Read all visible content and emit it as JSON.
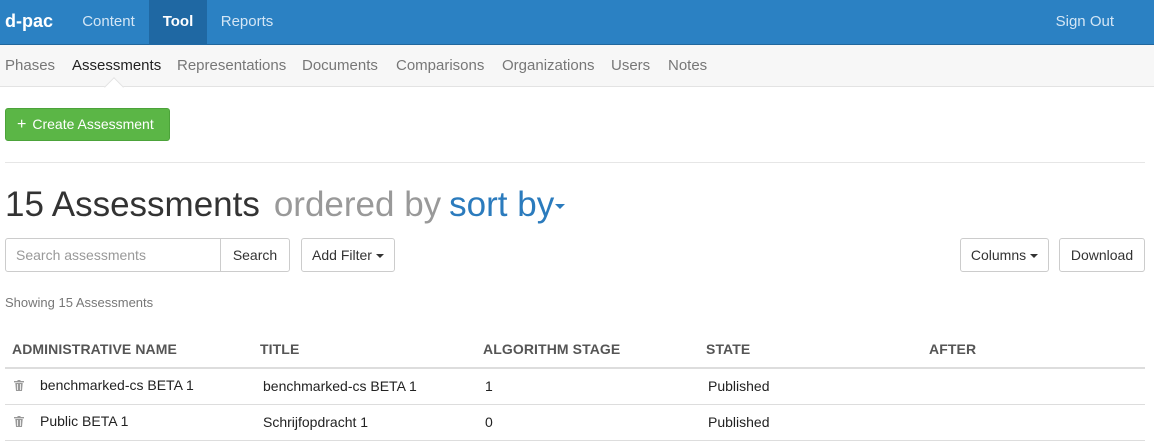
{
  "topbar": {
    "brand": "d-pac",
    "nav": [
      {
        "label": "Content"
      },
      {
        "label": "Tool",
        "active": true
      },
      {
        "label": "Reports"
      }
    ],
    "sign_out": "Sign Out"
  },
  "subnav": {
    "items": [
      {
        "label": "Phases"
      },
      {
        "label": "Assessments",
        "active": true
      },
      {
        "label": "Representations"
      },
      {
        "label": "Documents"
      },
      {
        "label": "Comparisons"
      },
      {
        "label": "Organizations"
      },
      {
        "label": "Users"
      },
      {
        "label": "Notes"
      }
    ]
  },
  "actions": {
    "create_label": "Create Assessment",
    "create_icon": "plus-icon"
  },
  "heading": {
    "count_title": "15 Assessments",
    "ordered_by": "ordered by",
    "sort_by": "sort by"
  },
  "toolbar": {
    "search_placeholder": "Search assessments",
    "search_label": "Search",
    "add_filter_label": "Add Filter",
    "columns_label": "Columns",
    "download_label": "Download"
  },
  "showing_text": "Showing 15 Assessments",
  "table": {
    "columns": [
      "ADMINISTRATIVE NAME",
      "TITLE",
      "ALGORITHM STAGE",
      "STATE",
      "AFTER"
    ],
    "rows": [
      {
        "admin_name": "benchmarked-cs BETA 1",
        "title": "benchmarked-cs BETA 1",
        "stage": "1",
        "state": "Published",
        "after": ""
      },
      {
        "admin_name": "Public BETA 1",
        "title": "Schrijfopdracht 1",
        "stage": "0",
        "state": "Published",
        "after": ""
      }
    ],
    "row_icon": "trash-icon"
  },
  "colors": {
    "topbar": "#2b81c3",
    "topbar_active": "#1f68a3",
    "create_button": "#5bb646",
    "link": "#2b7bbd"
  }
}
::::
The records above are to be reproduced exactly; the pictures are to be left out.

Read all visible content and emit it as JSON.
{
  "topbar": {
    "brand": "d-pac",
    "nav": [
      {
        "label": "Content"
      },
      {
        "label": "Tool",
        "active": true
      },
      {
        "label": "Reports"
      }
    ],
    "sign_out": "Sign Out"
  },
  "subnav": {
    "items": [
      {
        "label": "Phases"
      },
      {
        "label": "Assessments",
        "active": true
      },
      {
        "label": "Representations"
      },
      {
        "label": "Documents"
      },
      {
        "label": "Comparisons"
      },
      {
        "label": "Organizations"
      },
      {
        "label": "Users"
      },
      {
        "label": "Notes"
      }
    ]
  },
  "actions": {
    "create_label": "Create Assessment",
    "create_icon": "plus-icon"
  },
  "heading": {
    "count_title": "15 Assessments",
    "ordered_by": "ordered by",
    "sort_by": "sort by"
  },
  "toolbar": {
    "search_placeholder": "Search assessments",
    "search_label": "Search",
    "add_filter_label": "Add Filter",
    "columns_label": "Columns",
    "download_label": "Download"
  },
  "showing_text": "Showing 15 Assessments",
  "table": {
    "columns": [
      "ADMINISTRATIVE NAME",
      "TITLE",
      "ALGORITHM STAGE",
      "STATE",
      "AFTER"
    ],
    "rows": [
      {
        "admin_name": "benchmarked-cs BETA 1",
        "title": "benchmarked-cs BETA 1",
        "stage": "1",
        "state": "Published",
        "after": ""
      },
      {
        "admin_name": "Public BETA 1",
        "title": "Schrijfopdracht 1",
        "stage": "0",
        "state": "Published",
        "after": ""
      }
    ],
    "row_icon": "trash-icon"
  },
  "colors": {
    "topbar": "#2b81c3",
    "topbar_active": "#1f68a3",
    "create_button": "#5bb646",
    "link": "#2b7bbd"
  }
}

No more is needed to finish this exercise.